Given exercise
Copy out every record below with complete accuracy.

Stored items from a collection
______________________________
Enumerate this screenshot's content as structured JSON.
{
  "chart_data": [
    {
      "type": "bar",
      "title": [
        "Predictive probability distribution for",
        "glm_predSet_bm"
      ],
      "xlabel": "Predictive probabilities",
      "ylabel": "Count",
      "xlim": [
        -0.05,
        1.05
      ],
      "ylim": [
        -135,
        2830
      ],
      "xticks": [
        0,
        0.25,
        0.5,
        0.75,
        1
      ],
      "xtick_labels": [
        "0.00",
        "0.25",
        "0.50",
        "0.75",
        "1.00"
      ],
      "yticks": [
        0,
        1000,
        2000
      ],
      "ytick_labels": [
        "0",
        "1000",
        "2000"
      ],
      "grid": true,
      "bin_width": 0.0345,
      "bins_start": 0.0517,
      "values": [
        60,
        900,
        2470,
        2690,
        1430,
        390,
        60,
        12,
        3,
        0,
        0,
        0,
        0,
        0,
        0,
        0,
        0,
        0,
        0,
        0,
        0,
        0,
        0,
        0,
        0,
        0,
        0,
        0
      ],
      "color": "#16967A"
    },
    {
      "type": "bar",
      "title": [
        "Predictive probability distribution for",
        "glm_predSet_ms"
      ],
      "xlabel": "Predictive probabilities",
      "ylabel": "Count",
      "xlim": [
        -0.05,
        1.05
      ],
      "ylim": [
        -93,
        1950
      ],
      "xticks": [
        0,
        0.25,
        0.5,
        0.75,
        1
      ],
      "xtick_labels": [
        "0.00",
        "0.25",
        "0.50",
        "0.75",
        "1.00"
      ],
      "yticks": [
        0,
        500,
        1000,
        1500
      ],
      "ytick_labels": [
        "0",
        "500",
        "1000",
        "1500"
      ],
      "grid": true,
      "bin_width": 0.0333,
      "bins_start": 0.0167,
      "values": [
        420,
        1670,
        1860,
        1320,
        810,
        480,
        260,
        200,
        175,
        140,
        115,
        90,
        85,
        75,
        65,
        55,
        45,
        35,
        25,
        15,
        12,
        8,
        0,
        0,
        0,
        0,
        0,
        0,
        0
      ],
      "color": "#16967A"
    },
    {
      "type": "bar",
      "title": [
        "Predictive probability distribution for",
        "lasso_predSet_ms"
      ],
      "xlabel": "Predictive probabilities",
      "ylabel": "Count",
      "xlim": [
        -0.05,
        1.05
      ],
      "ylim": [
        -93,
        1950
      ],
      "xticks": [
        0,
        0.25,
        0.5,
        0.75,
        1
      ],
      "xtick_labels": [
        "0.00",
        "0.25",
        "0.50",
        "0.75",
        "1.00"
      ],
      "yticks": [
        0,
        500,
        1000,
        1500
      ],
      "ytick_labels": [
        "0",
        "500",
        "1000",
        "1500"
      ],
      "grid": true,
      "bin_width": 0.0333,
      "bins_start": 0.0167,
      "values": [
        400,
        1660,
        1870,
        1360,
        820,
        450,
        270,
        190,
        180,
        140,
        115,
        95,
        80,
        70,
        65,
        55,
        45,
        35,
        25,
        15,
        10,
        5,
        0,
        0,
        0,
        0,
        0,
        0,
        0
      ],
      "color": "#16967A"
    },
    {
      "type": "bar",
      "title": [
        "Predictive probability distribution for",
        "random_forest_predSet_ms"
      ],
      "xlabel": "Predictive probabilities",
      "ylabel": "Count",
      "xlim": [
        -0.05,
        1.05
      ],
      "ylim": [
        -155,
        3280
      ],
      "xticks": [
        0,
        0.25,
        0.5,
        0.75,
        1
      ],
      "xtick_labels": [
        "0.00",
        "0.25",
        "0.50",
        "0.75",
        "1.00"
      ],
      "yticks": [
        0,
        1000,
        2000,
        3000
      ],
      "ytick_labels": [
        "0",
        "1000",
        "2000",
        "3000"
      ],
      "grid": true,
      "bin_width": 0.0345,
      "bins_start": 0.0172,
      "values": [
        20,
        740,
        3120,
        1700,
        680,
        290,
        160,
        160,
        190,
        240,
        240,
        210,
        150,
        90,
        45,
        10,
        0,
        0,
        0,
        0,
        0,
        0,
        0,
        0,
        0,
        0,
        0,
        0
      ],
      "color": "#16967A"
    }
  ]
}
______________________________
The reply
Enumerate this screenshot's content as structured JSON.
{
  "chart_data": [
    {
      "type": "bar",
      "title": [
        "Predictive probability distribution for",
        "glm_predSet_bm"
      ],
      "xlabel": "Predictive probabilities",
      "ylabel": "Count",
      "xlim": [
        -0.05,
        1.05
      ],
      "ylim": [
        -135,
        2830
      ],
      "xticks": [
        0,
        0.25,
        0.5,
        0.75,
        1
      ],
      "xtick_labels": [
        "0.00",
        "0.25",
        "0.50",
        "0.75",
        "1.00"
      ],
      "yticks": [
        0,
        1000,
        2000
      ],
      "ytick_labels": [
        "0",
        "1000",
        "2000"
      ],
      "grid": true,
      "bin_width": 0.0345,
      "bins_start": 0.0517,
      "values": [
        60,
        900,
        2470,
        2690,
        1430,
        390,
        60,
        12,
        3,
        0,
        0,
        0,
        0,
        0,
        0,
        0,
        0,
        0,
        0,
        0,
        0,
        0,
        0,
        0,
        0,
        0,
        0,
        0
      ],
      "color": "#16967A"
    },
    {
      "type": "bar",
      "title": [
        "Predictive probability distribution for",
        "glm_predSet_ms"
      ],
      "xlabel": "Predictive probabilities",
      "ylabel": "Count",
      "xlim": [
        -0.05,
        1.05
      ],
      "ylim": [
        -93,
        1950
      ],
      "xticks": [
        0,
        0.25,
        0.5,
        0.75,
        1
      ],
      "xtick_labels": [
        "0.00",
        "0.25",
        "0.50",
        "0.75",
        "1.00"
      ],
      "yticks": [
        0,
        500,
        1000,
        1500
      ],
      "ytick_labels": [
        "0",
        "500",
        "1000",
        "1500"
      ],
      "grid": true,
      "bin_width": 0.0333,
      "bins_start": 0.0167,
      "values": [
        420,
        1670,
        1860,
        1320,
        810,
        480,
        260,
        200,
        175,
        140,
        115,
        90,
        85,
        75,
        65,
        55,
        45,
        35,
        25,
        15,
        12,
        8,
        0,
        0,
        0,
        0,
        0,
        0,
        0
      ],
      "color": "#16967A"
    },
    {
      "type": "bar",
      "title": [
        "Predictive probability distribution for",
        "lasso_predSet_ms"
      ],
      "xlabel": "Predictive probabilities",
      "ylabel": "Count",
      "xlim": [
        -0.05,
        1.05
      ],
      "ylim": [
        -93,
        1950
      ],
      "xticks": [
        0,
        0.25,
        0.5,
        0.75,
        1
      ],
      "xtick_labels": [
        "0.00",
        "0.25",
        "0.50",
        "0.75",
        "1.00"
      ],
      "yticks": [
        0,
        500,
        1000,
        1500
      ],
      "ytick_labels": [
        "0",
        "500",
        "1000",
        "1500"
      ],
      "grid": true,
      "bin_width": 0.0333,
      "bins_start": 0.0167,
      "values": [
        400,
        1660,
        1870,
        1360,
        820,
        450,
        270,
        190,
        180,
        140,
        115,
        95,
        80,
        70,
        65,
        55,
        45,
        35,
        25,
        15,
        10,
        5,
        0,
        0,
        0,
        0,
        0,
        0,
        0
      ],
      "color": "#16967A"
    },
    {
      "type": "bar",
      "title": [
        "Predictive probability distribution for",
        "random_forest_predSet_ms"
      ],
      "xlabel": "Predictive probabilities",
      "ylabel": "Count",
      "xlim": [
        -0.05,
        1.05
      ],
      "ylim": [
        -155,
        3280
      ],
      "xticks": [
        0,
        0.25,
        0.5,
        0.75,
        1
      ],
      "xtick_labels": [
        "0.00",
        "0.25",
        "0.50",
        "0.75",
        "1.00"
      ],
      "yticks": [
        0,
        1000,
        2000,
        3000
      ],
      "ytick_labels": [
        "0",
        "1000",
        "2000",
        "3000"
      ],
      "grid": true,
      "bin_width": 0.0345,
      "bins_start": 0.0172,
      "values": [
        20,
        740,
        3120,
        1700,
        680,
        290,
        160,
        160,
        190,
        240,
        240,
        210,
        150,
        90,
        45,
        10,
        0,
        0,
        0,
        0,
        0,
        0,
        0,
        0,
        0,
        0,
        0,
        0
      ],
      "color": "#16967A"
    }
  ]
}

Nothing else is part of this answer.